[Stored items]
◇ ◇ ◇ ◇

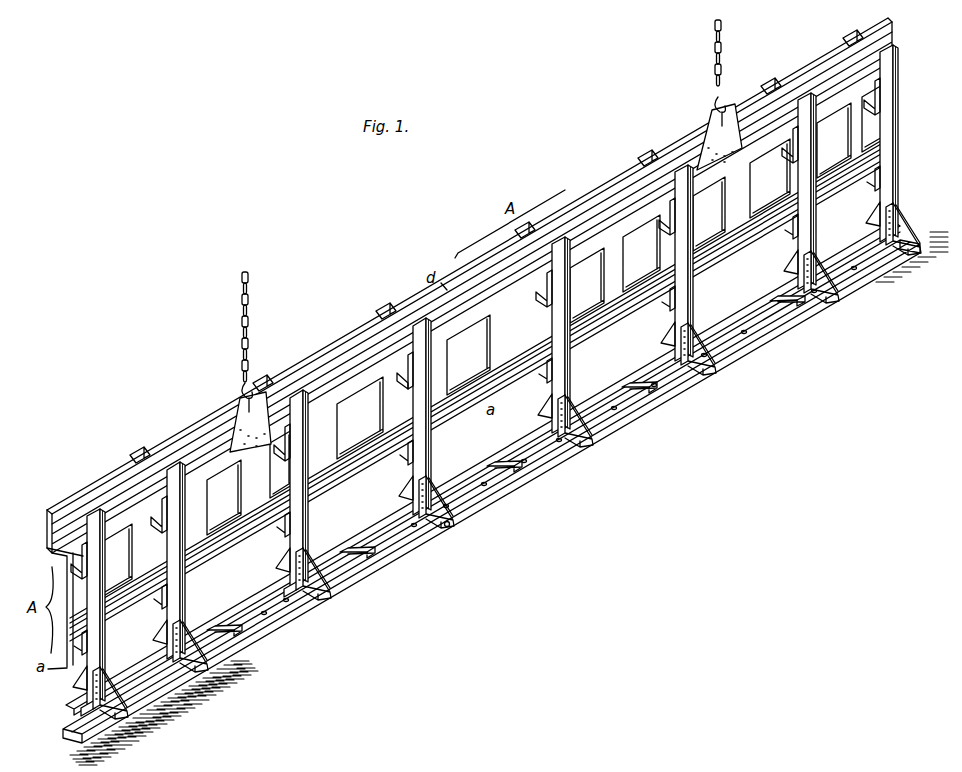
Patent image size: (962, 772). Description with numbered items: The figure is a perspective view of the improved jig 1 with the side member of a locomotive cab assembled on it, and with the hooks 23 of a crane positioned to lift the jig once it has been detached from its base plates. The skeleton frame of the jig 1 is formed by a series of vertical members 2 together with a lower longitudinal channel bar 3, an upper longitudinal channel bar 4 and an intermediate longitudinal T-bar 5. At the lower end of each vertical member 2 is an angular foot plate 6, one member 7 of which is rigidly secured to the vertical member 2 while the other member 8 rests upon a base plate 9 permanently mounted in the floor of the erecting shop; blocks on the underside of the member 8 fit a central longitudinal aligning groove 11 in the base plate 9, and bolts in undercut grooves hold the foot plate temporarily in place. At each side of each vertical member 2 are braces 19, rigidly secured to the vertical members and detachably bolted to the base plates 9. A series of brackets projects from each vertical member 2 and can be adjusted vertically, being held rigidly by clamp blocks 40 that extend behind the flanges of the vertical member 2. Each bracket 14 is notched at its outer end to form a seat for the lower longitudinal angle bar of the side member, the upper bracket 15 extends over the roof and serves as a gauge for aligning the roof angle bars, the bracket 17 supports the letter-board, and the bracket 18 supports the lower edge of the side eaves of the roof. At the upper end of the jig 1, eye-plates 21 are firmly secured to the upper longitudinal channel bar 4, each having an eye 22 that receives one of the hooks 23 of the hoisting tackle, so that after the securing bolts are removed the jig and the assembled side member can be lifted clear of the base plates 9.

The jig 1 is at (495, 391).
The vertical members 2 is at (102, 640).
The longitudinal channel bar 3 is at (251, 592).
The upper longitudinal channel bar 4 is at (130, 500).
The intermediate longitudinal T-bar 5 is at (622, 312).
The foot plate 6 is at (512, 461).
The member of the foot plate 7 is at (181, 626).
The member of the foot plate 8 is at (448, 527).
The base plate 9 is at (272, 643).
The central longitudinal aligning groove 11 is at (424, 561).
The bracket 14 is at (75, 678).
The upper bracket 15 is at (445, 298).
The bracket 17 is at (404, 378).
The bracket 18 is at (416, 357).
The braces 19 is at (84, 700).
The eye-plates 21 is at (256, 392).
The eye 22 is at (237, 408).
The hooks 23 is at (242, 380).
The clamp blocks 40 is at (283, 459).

◇ ◇ ◇ ◇

- **Problem to solve**:
Repeat every line of the records above word for word, leaving out the pictures.

- **Finished answer**:
Patent image size: (962, 772). Description with numbered items: The figure is a perspective view of the improved jig 1 with the side member of a locomotive cab assembled on it, and with the hooks 23 of a crane positioned to lift the jig once it has been detached from its base plates. The skeleton frame of the jig 1 is formed by a series of vertical members 2 together with a lower longitudinal channel bar 3, an upper longitudinal channel bar 4 and an intermediate longitudinal T-bar 5. At the lower end of each vertical member 2 is an angular foot plate 6, one member 7 of which is rigidly secured to the vertical member 2 while the other member 8 rests upon a base plate 9 permanently mounted in the floor of the erecting shop; blocks on the underside of the member 8 fit a central longitudinal aligning groove 11 in the base plate 9, and bolts in undercut grooves hold the foot plate temporarily in place. At each side of each vertical member 2 are braces 19, rigidly secured to the vertical members and detachably bolted to the base plates 9. A series of brackets projects from each vertical member 2 and can be adjusted vertically, being held rigidly by clamp blocks 40 that extend behind the flanges of the vertical member 2. Each bracket 14 is notched at its outer end to form a seat for the lower longitudinal angle bar of the side member, the upper bracket 15 extends over the roof and serves as a gauge for aligning the roof angle bars, the bracket 17 supports the letter-board, and the bracket 18 supports the lower edge of the side eaves of the roof. At the upper end of the jig 1, eye-plates 21 are firmly secured to the upper longitudinal channel bar 4, each having an eye 22 that receives one of the hooks 23 of the hoisting tackle, so that after the securing bolts are removed the jig and the assembled side member can be lifted clear of the base plates 9.

The jig 1 is at (495, 391).
The vertical members 2 is at (102, 640).
The longitudinal channel bar 3 is at (251, 592).
The upper longitudinal channel bar 4 is at (130, 500).
The intermediate longitudinal T-bar 5 is at (622, 312).
The foot plate 6 is at (512, 461).
The member of the foot plate 7 is at (181, 626).
The member of the foot plate 8 is at (448, 527).
The base plate 9 is at (272, 643).
The central longitudinal aligning groove 11 is at (424, 561).
The bracket 14 is at (75, 678).
The upper bracket 15 is at (445, 298).
The bracket 17 is at (404, 378).
The bracket 18 is at (416, 357).
The braces 19 is at (84, 700).
The eye-plates 21 is at (256, 392).
The eye 22 is at (237, 408).
The hooks 23 is at (242, 380).
The clamp blocks 40 is at (283, 459).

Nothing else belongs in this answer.